▽

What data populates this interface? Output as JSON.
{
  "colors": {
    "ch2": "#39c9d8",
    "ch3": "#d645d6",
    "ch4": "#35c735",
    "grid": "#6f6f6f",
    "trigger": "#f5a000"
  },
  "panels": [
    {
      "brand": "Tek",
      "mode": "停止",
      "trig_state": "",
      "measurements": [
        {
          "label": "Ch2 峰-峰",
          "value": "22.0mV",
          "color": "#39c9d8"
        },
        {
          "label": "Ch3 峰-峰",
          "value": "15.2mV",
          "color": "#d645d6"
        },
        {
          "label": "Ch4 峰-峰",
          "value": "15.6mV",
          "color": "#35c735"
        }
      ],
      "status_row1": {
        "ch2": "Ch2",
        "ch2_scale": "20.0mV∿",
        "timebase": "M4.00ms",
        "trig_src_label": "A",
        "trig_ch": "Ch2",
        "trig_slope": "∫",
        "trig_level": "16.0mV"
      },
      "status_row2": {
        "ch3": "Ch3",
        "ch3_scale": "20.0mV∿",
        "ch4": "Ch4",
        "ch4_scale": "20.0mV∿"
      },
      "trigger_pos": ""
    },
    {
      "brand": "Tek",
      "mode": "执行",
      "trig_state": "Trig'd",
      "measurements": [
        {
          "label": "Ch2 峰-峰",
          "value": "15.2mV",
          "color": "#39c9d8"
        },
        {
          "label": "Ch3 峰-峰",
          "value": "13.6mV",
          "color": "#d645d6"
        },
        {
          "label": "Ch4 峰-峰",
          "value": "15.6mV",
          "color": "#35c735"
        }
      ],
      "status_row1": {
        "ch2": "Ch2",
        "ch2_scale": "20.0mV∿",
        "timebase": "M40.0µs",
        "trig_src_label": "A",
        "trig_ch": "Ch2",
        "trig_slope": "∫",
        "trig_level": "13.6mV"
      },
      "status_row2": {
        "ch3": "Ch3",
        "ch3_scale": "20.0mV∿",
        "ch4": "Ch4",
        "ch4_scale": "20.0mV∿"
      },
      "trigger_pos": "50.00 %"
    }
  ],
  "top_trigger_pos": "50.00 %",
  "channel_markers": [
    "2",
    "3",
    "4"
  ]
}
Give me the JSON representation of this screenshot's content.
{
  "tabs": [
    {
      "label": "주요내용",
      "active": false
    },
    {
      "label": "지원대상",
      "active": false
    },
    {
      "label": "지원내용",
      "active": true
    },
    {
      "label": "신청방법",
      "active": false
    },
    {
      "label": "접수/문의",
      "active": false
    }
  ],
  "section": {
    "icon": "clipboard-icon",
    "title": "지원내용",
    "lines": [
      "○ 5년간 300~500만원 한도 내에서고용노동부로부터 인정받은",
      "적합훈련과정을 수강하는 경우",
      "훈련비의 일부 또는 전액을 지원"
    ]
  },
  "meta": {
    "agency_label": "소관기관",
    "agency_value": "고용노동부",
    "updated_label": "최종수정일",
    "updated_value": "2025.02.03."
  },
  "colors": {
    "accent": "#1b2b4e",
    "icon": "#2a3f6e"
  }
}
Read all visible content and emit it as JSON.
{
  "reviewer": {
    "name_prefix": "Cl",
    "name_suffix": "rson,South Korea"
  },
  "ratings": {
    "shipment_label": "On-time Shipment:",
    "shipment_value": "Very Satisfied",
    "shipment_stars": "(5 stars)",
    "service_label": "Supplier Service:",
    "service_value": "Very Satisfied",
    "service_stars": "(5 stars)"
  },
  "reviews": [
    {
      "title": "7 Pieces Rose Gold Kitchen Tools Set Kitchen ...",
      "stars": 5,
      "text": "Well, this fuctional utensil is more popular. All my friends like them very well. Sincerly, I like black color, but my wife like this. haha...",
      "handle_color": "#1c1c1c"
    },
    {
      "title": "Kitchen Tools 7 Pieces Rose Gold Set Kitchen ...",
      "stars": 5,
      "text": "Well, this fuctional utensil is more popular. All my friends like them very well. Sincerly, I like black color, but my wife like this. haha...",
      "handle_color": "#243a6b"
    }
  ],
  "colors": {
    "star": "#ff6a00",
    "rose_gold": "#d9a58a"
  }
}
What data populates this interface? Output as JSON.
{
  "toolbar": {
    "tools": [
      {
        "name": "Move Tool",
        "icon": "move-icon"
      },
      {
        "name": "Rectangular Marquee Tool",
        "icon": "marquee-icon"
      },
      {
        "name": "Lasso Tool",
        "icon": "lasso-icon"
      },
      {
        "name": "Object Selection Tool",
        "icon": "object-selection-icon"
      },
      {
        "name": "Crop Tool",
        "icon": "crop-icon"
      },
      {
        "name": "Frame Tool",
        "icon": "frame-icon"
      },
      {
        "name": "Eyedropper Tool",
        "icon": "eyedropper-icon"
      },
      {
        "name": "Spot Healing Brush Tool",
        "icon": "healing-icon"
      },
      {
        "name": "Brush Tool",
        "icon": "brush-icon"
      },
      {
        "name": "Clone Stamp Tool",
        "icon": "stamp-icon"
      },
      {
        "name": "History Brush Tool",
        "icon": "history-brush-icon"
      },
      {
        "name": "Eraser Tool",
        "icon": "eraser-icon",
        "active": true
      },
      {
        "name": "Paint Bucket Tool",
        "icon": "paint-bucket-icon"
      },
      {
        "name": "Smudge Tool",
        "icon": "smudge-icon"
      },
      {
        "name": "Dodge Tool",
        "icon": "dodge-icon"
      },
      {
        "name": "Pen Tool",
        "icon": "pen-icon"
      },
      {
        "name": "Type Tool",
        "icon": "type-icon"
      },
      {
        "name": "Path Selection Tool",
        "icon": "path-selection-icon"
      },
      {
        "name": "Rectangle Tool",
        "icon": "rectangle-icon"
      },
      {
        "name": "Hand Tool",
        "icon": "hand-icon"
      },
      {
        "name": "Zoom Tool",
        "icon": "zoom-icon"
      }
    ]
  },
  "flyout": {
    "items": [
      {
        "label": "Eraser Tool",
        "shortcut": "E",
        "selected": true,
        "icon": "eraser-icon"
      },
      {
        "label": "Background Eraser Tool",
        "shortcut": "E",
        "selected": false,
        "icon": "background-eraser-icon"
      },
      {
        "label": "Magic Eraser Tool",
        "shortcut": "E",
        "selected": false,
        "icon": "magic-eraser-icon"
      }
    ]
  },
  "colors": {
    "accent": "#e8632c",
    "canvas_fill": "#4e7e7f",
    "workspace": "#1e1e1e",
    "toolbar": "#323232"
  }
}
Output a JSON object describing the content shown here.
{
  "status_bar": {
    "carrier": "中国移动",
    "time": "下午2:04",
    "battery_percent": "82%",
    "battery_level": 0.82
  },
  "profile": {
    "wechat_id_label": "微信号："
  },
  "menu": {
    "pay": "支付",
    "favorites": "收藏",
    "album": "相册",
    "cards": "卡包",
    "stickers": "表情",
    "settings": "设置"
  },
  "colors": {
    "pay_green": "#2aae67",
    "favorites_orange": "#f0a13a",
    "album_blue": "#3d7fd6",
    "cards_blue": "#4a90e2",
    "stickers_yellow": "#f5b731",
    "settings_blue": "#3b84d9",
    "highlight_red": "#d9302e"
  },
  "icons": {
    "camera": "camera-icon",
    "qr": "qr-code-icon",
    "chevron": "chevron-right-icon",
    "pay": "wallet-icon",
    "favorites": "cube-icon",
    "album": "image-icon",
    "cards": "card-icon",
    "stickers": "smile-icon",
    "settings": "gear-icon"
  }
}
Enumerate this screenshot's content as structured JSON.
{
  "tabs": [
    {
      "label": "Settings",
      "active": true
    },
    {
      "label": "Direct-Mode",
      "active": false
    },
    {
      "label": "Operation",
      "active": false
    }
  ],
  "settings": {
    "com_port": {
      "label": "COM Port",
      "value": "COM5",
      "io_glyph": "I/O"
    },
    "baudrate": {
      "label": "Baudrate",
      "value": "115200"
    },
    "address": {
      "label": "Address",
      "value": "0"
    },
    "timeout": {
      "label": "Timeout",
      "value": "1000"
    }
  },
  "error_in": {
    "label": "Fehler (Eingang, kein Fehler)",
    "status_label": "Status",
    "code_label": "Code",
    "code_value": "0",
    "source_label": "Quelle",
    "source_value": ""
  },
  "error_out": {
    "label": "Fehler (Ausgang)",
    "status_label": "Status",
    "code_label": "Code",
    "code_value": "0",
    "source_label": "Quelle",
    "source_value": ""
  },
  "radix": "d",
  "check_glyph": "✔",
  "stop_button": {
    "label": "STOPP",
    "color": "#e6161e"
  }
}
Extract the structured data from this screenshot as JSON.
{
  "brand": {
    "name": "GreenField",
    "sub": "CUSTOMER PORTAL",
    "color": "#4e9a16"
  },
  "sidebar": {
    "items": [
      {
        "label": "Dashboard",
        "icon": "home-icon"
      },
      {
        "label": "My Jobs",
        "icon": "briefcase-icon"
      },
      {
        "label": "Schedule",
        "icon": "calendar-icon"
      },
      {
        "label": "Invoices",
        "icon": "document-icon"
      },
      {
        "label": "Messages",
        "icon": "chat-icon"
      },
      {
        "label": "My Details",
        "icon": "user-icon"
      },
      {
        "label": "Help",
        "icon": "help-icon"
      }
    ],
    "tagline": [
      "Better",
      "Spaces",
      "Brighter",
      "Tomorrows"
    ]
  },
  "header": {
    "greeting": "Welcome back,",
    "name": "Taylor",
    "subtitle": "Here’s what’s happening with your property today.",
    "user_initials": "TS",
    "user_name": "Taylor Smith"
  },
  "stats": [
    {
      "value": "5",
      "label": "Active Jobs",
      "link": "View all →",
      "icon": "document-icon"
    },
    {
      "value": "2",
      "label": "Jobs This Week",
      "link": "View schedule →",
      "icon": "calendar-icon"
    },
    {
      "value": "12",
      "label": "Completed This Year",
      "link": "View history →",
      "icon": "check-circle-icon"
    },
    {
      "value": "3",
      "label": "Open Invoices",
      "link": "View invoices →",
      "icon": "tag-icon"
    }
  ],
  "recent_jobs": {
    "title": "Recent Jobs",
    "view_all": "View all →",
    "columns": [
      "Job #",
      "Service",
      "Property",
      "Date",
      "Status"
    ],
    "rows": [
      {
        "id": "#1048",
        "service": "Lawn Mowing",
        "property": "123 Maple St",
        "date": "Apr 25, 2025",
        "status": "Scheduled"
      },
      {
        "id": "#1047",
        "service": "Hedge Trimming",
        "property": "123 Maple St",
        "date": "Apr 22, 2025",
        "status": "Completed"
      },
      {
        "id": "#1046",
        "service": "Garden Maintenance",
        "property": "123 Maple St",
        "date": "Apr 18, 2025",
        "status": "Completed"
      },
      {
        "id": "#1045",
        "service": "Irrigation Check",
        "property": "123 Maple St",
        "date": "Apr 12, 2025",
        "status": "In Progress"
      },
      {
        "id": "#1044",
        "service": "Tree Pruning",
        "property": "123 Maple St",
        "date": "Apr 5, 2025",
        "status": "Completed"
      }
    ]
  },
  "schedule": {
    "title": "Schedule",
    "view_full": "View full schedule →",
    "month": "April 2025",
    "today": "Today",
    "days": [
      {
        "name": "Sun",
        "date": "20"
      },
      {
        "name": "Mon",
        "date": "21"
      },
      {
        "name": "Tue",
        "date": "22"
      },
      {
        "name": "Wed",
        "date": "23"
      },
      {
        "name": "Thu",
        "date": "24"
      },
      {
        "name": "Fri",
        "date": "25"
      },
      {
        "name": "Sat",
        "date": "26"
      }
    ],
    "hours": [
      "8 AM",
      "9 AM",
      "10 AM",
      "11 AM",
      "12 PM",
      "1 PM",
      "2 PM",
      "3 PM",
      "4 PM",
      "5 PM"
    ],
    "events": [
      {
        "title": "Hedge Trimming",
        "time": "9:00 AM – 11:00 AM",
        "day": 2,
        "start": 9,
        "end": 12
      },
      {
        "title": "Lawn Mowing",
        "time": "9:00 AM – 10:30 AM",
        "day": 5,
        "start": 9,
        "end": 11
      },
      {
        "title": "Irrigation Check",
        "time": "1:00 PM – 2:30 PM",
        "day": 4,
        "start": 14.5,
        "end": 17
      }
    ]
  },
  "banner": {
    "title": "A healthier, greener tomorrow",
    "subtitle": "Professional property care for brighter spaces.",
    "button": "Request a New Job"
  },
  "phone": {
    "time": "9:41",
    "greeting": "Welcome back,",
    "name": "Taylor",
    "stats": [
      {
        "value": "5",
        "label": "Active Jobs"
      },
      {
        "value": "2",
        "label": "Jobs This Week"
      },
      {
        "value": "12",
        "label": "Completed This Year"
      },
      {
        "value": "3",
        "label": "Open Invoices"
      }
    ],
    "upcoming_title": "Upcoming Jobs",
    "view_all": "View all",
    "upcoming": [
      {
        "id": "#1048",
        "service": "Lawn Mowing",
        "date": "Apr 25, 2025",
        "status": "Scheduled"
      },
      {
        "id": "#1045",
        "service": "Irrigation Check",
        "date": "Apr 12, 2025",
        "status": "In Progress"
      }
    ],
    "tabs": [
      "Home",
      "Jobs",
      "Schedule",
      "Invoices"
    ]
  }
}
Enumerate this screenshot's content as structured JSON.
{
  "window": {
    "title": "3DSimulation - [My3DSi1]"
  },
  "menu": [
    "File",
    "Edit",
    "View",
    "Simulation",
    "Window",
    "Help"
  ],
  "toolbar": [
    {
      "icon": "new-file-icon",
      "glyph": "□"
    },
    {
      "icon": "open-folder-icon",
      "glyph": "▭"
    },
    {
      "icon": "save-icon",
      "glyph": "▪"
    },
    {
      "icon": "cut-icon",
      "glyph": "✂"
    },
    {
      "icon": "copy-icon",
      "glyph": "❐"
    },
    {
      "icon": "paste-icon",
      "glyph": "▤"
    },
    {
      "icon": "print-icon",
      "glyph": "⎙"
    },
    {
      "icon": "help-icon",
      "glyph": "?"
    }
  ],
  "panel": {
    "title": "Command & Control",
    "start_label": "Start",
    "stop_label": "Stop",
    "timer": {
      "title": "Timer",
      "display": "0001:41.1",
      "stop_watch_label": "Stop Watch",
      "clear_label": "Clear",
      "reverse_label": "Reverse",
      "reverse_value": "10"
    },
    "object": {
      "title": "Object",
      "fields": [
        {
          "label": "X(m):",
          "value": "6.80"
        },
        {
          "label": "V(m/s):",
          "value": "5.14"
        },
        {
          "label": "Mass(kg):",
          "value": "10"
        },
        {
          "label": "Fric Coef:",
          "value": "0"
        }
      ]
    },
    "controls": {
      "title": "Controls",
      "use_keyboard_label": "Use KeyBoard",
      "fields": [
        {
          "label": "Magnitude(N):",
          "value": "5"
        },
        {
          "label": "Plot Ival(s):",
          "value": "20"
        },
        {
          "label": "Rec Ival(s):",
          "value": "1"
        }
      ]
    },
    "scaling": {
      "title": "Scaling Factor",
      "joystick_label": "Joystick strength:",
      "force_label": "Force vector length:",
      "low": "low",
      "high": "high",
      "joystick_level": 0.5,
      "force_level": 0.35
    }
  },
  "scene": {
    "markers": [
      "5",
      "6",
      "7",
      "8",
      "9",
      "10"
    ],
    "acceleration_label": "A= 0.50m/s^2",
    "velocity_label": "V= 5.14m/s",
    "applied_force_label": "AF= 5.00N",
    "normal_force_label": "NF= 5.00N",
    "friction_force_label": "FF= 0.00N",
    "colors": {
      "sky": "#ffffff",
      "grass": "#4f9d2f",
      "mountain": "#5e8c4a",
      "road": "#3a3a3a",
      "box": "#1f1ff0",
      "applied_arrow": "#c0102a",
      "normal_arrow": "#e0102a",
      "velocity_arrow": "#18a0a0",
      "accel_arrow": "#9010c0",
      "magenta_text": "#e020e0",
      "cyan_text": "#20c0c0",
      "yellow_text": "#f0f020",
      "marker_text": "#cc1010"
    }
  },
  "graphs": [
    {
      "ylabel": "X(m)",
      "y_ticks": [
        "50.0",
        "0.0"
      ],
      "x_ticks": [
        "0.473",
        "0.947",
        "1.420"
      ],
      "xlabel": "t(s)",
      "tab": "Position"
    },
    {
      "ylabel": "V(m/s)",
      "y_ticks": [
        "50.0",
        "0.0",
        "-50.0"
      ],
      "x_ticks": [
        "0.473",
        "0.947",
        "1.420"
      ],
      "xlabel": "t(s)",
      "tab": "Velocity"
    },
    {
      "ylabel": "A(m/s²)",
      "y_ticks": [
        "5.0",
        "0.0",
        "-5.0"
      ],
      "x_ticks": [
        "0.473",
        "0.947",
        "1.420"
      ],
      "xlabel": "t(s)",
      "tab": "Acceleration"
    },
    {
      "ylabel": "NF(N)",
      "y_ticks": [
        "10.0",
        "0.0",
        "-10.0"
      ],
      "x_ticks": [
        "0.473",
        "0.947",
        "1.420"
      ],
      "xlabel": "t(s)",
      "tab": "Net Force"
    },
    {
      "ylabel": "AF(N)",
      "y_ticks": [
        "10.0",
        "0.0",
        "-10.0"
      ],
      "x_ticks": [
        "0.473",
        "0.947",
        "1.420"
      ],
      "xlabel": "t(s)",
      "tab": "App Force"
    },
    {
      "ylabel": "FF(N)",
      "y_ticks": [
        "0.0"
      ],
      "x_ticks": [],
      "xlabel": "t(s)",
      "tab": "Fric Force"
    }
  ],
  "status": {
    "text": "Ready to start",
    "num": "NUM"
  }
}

△

- [What the exercise asks] Nothing but a number is needed here: how many lines hold the string "true"?

- [The answer] 4